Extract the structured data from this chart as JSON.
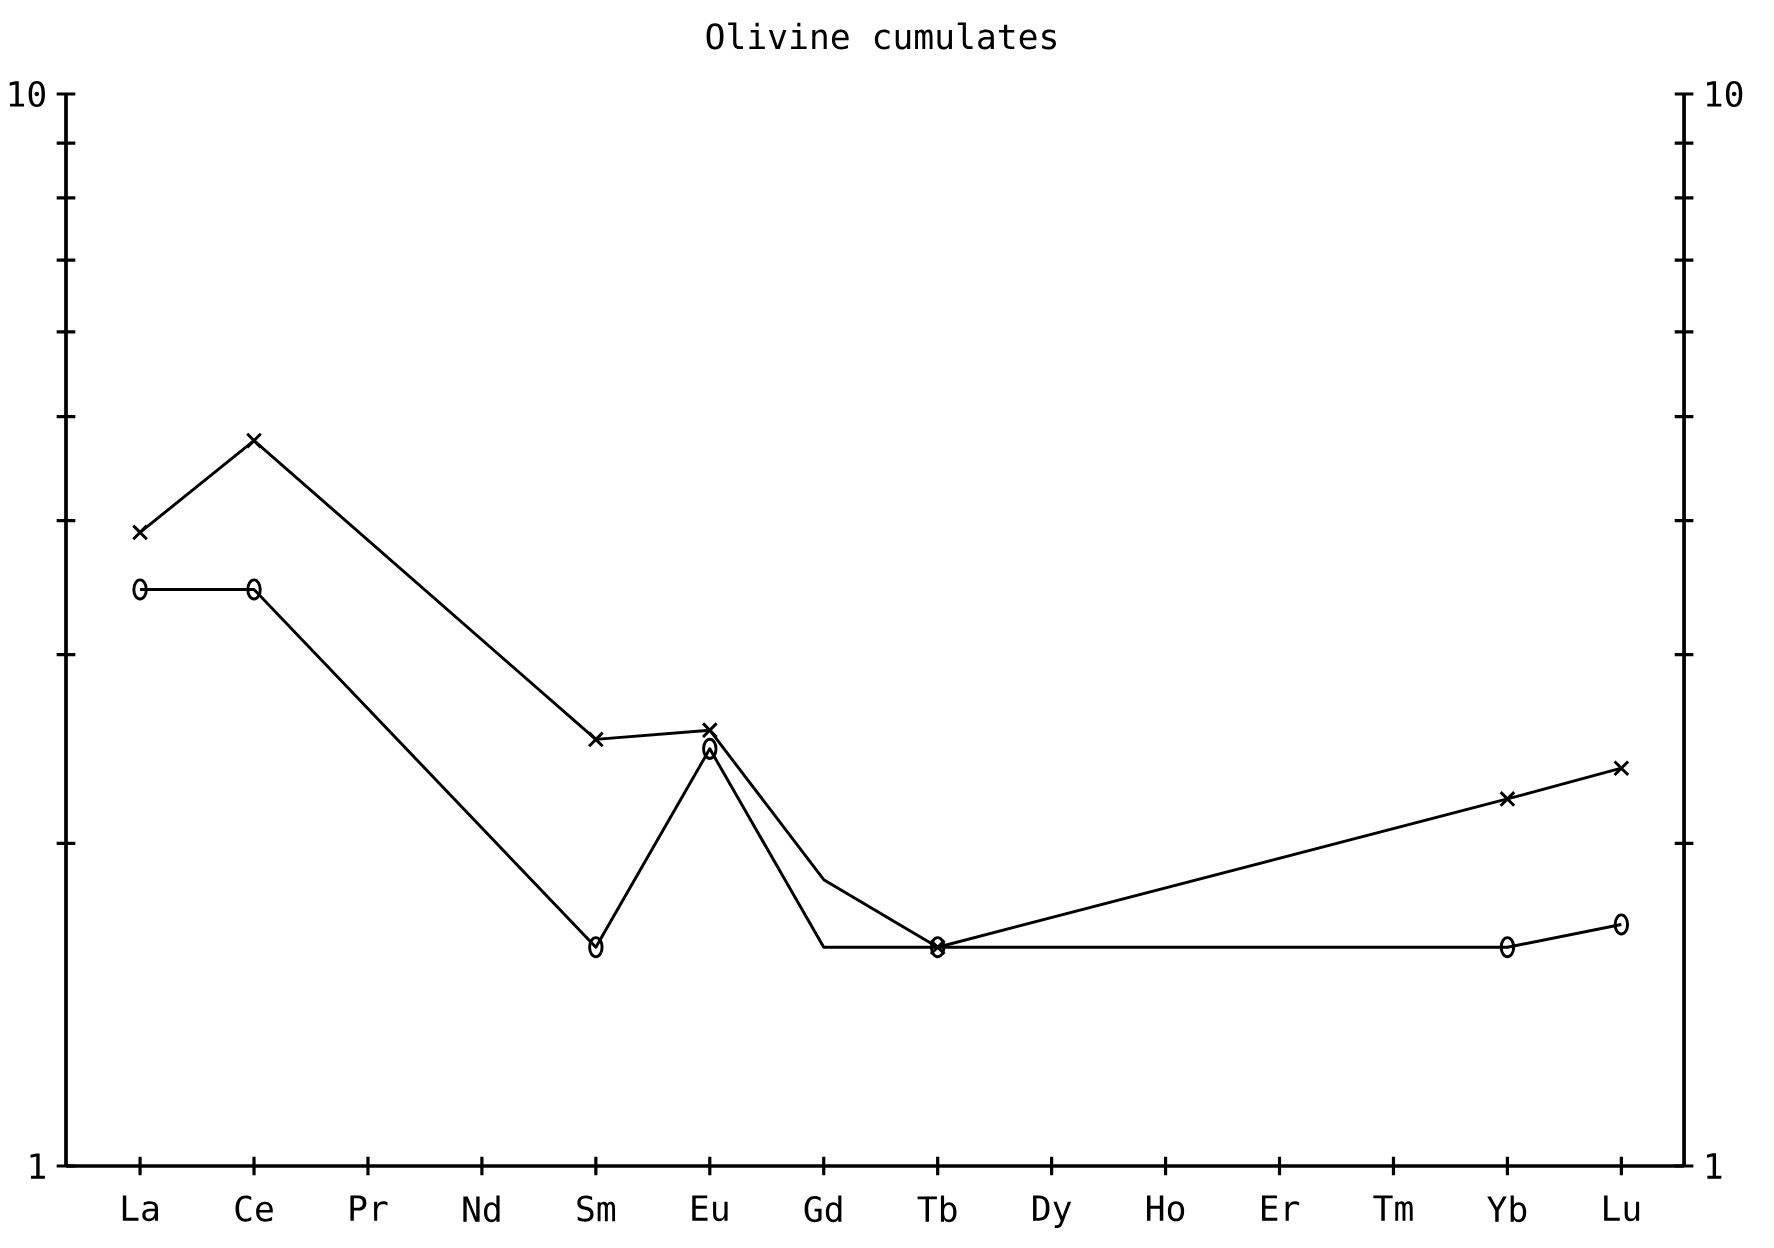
{
  "chart_data": {
    "type": "line",
    "title": "Olivine cumulates",
    "categories": [
      "La",
      "Ce",
      "Pr",
      "Nd",
      "Sm",
      "Eu",
      "Gd",
      "Tb",
      "Dy",
      "Ho",
      "Er",
      "Tm",
      "Yb",
      "Lu"
    ],
    "log": "y",
    "ylim": [
      1,
      10
    ],
    "yticks": [
      1,
      {
        "value": 2,
        "label": null
      },
      {
        "value": 3,
        "label": null
      },
      {
        "value": 4,
        "label": null
      },
      {
        "value": 5,
        "label": null
      },
      {
        "value": 6,
        "label": null
      },
      {
        "value": 7,
        "label": null
      },
      {
        "value": 8,
        "label": null
      },
      {
        "value": 9,
        "label": null
      },
      10
    ],
    "y2lim": [
      1,
      10
    ],
    "y2ticks": [
      1,
      10
    ],
    "line_style": "solid",
    "series": [
      {
        "type": "line",
        "color": "#000000",
        "marker": "none",
        "values": [
          3.9,
          4.75,
          null,
          null,
          2.5,
          2.55,
          1.85,
          1.6,
          null,
          null,
          null,
          null,
          2.2,
          2.35
        ]
      },
      {
        "type": "scatter",
        "color": "#000000",
        "marker": "cross",
        "values": [
          3.9,
          4.75,
          null,
          null,
          2.5,
          2.55,
          null,
          1.6,
          null,
          null,
          null,
          null,
          2.2,
          2.35
        ]
      },
      {
        "type": "line",
        "color": "#000000",
        "marker": "none",
        "values": [
          3.45,
          3.45,
          null,
          null,
          1.6,
          2.45,
          1.6,
          1.6,
          null,
          null,
          null,
          null,
          1.6,
          1.68
        ]
      },
      {
        "type": "scatter",
        "color": "#000000",
        "marker": "circle",
        "values": [
          3.45,
          3.45,
          null,
          null,
          1.6,
          2.45,
          null,
          1.6,
          null,
          null,
          null,
          null,
          1.6,
          1.68
        ]
      }
    ]
  }
}
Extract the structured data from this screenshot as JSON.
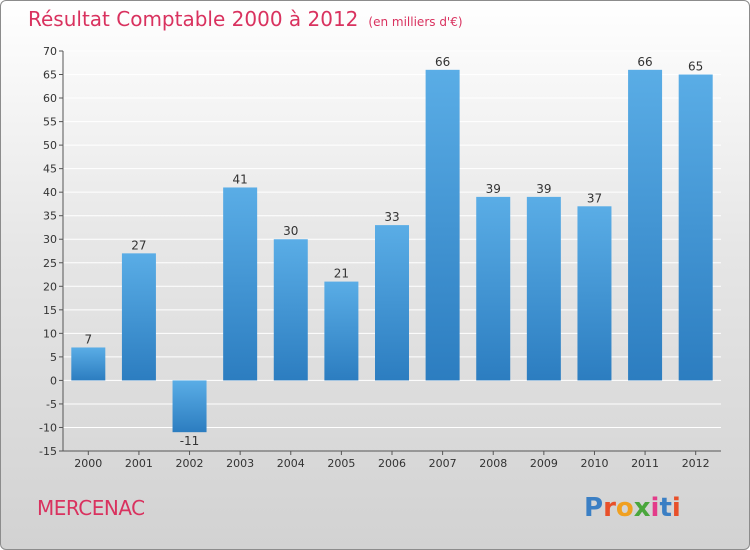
{
  "header": {
    "title": "Résultat Comptable 2000 à 2012",
    "subtitle": "(en milliers d'€)"
  },
  "commune": "MERCENAC",
  "brand": {
    "text": "Proxiti",
    "letter_colors": [
      "#3b7fc4",
      "#e8502a",
      "#f0a020",
      "#4aa63c",
      "#e33c8a",
      "#3b7fc4",
      "#e8502a"
    ]
  },
  "chart_data": {
    "type": "bar",
    "title": "Résultat Comptable 2000 à 2012",
    "unit": "(en milliers d'€)",
    "categories": [
      "2000",
      "2001",
      "2002",
      "2003",
      "2004",
      "2005",
      "2006",
      "2007",
      "2008",
      "2009",
      "2010",
      "2011",
      "2012"
    ],
    "values": [
      7,
      27,
      -11,
      41,
      30,
      21,
      33,
      66,
      39,
      39,
      37,
      66,
      65
    ],
    "value_labels": [
      "7",
      "27",
      "-11",
      "41",
      "30",
      "21",
      "33",
      "66",
      "39",
      "39",
      "37",
      "66",
      "65"
    ],
    "ylim": [
      -15,
      70
    ],
    "yticks": [
      -15,
      -10,
      -5,
      0,
      5,
      10,
      15,
      20,
      25,
      30,
      35,
      40,
      45,
      50,
      55,
      60,
      65,
      70
    ],
    "grid": true,
    "colors": {
      "bar_light": "#5aade6",
      "bar_dark": "#2c7dc0",
      "grid": "#ffffff",
      "axis": "#555555"
    }
  }
}
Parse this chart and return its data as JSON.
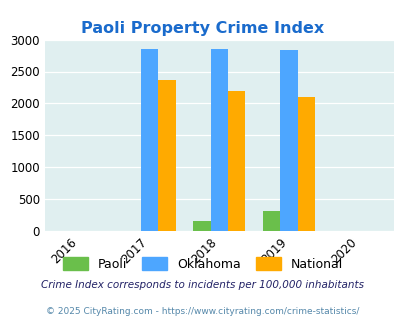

◆ **Exercise description**: Without the pictures, restate all of the entries above verbatim.

◆ **Solved problem**:
Extract the structured data from this chart as JSON.
{
  "chart_data": {
    "type": "line",
    "title": "Olivine cumulates",
    "categories": [
      "La",
      "Ce",
      "Pr",
      "Nd",
      "Sm",
      "Eu",
      "Gd",
      "Tb",
      "Dy",
      "Ho",
      "Er",
      "Tm",
      "Yb",
      "Lu"
    ],
    "log": "y",
    "ylim": [
      1,
      10
    ],
    "yticks": [
      1,
      {
        "value": 2,
        "label": null
      },
      {
        "value": 3,
        "label": null
      },
      {
        "value": 4,
        "label": null
      },
      {
        "value": 5,
        "label": null
      },
      {
        "value": 6,
        "label": null
      },
      {
        "value": 7,
        "label": null
      },
      {
        "value": 8,
        "label": null
      },
      {
        "value": 9,
        "label": null
      },
      10
    ],
    "y2lim": [
      1,
      10
    ],
    "y2ticks": [
      1,
      10
    ],
    "line_style": "solid",
    "series": [
      {
        "type": "line",
        "color": "#000000",
        "marker": "none",
        "values": [
          3.9,
          4.75,
          null,
          null,
          2.5,
          2.55,
          1.85,
          1.6,
          null,
          null,
          null,
          null,
          2.2,
          2.35
        ]
      },
      {
        "type": "scatter",
        "color": "#000000",
        "marker": "cross",
        "values": [
          3.9,
          4.75,
          null,
          null,
          2.5,
          2.55,
          null,
          1.6,
          null,
          null,
          null,
          null,
          2.2,
          2.35
        ]
      },
      {
        "type": "line",
        "color": "#000000",
        "marker": "none",
        "values": [
          3.45,
          3.45,
          null,
          null,
          1.6,
          2.45,
          1.6,
          1.6,
          null,
          null,
          null,
          null,
          1.6,
          1.68
        ]
      },
      {
        "type": "scatter",
        "color": "#000000",
        "marker": "circle",
        "values": [
          3.45,
          3.45,
          null,
          null,
          1.6,
          2.45,
          null,
          1.6,
          null,
          null,
          null,
          null,
          1.6,
          1.68
        ]
      }
    ]
  }
}
Extract the structured data from this screenshot as JSON.
{
  "header": {
    "title": "Résultat Comptable 2000 à 2012",
    "subtitle": "(en milliers d'€)"
  },
  "commune": "MERCENAC",
  "brand": {
    "text": "Proxiti",
    "letter_colors": [
      "#3b7fc4",
      "#e8502a",
      "#f0a020",
      "#4aa63c",
      "#e33c8a",
      "#3b7fc4",
      "#e8502a"
    ]
  },
  "chart_data": {
    "type": "bar",
    "title": "Résultat Comptable 2000 à 2012",
    "unit": "(en milliers d'€)",
    "categories": [
      "2000",
      "2001",
      "2002",
      "2003",
      "2004",
      "2005",
      "2006",
      "2007",
      "2008",
      "2009",
      "2010",
      "2011",
      "2012"
    ],
    "values": [
      7,
      27,
      -11,
      41,
      30,
      21,
      33,
      66,
      39,
      39,
      37,
      66,
      65
    ],
    "value_labels": [
      "7",
      "27",
      "-11",
      "41",
      "30",
      "21",
      "33",
      "66",
      "39",
      "39",
      "37",
      "66",
      "65"
    ],
    "ylim": [
      -15,
      70
    ],
    "yticks": [
      -15,
      -10,
      -5,
      0,
      5,
      10,
      15,
      20,
      25,
      30,
      35,
      40,
      45,
      50,
      55,
      60,
      65,
      70
    ],
    "grid": true,
    "colors": {
      "bar_light": "#5aade6",
      "bar_dark": "#2c7dc0",
      "grid": "#ffffff",
      "axis": "#555555"
    }
  }
}
Parse this chart and return its data as JSON.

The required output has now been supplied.